-- start of Source data --
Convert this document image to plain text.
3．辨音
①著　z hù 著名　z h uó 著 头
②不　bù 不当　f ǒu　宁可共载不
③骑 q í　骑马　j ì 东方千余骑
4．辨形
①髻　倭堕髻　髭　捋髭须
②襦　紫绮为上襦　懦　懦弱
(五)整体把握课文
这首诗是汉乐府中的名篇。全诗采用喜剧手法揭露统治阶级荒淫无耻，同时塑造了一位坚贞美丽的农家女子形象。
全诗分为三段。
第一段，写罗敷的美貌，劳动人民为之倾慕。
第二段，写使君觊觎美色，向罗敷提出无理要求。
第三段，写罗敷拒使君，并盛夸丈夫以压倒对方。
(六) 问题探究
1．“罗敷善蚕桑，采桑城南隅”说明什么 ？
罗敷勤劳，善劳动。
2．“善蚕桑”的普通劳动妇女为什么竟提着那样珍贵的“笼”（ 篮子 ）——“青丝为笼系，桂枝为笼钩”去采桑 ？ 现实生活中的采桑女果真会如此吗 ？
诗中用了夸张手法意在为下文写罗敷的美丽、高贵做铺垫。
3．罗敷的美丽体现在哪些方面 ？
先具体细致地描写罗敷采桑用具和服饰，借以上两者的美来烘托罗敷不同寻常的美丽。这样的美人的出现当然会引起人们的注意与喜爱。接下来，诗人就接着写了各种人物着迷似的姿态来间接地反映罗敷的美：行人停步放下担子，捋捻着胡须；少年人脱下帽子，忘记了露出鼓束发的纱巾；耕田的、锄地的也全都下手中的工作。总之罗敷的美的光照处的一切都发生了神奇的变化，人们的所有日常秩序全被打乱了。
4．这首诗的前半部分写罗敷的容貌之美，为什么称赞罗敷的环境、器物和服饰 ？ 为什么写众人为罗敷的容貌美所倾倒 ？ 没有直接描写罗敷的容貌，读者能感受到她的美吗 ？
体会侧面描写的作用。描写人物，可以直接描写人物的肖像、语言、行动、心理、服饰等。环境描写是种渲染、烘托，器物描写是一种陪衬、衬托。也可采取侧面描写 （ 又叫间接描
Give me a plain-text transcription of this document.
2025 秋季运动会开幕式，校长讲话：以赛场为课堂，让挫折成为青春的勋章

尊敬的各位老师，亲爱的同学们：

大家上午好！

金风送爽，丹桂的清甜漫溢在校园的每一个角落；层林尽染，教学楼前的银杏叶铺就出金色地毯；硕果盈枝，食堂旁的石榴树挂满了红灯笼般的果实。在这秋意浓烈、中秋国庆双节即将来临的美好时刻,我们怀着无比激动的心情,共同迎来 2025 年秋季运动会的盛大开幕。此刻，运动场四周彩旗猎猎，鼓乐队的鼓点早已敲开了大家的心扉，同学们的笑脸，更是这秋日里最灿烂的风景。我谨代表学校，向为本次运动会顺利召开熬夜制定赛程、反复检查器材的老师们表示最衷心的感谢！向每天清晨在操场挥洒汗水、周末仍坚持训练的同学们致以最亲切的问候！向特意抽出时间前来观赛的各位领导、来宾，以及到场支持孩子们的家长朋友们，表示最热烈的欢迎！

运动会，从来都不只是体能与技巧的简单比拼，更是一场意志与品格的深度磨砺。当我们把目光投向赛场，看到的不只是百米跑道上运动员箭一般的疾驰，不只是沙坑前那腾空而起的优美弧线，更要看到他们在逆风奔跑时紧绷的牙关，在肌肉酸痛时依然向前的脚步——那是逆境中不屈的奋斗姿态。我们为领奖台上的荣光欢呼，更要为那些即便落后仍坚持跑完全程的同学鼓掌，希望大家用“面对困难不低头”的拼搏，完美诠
-- end of Source data --
▶ _Directions for this task_
Write out exactly the lines of the entries above that run from the line containing "Give me a plain-text" through the last line, including both.

▶ _Complete answer_
Give me a plain-text transcription of this document.
2025 秋季运动会开幕式，校长讲话：以赛场为课堂，让挫折成为青春的勋章

尊敬的各位老师，亲爱的同学们：

大家上午好！

金风送爽，丹桂的清甜漫溢在校园的每一个角落；层林尽染，教学楼前的银杏叶铺就出金色地毯；硕果盈枝，食堂旁的石榴树挂满了红灯笼般的果实。在这秋意浓烈、中秋国庆双节即将来临的美好时刻,我们怀着无比激动的心情,共同迎来 2025 年秋季运动会的盛大开幕。此刻，运动场四周彩旗猎猎，鼓乐队的鼓点早已敲开了大家的心扉，同学们的笑脸，更是这秋日里最灿烂的风景。我谨代表学校，向为本次运动会顺利召开熬夜制定赛程、反复检查器材的老师们表示最衷心的感谢！向每天清晨在操场挥洒汗水、周末仍坚持训练的同学们致以最亲切的问候！向特意抽出时间前来观赛的各位领导、来宾，以及到场支持孩子们的家长朋友们，表示最热烈的欢迎！

运动会，从来都不只是体能与技巧的简单比拼，更是一场意志与品格的深度磨砺。当我们把目光投向赛场，看到的不只是百米跑道上运动员箭一般的疾驰，不只是沙坑前那腾空而起的优美弧线，更要看到他们在逆风奔跑时紧绷的牙关，在肌肉酸痛时依然向前的脚步——那是逆境中不屈的奋斗姿态。我们为领奖台上的荣光欢呼，更要为那些即便落后仍坚持跑完全程的同学鼓掌，希望大家用“面对困难不低头”的拼搏，完美诠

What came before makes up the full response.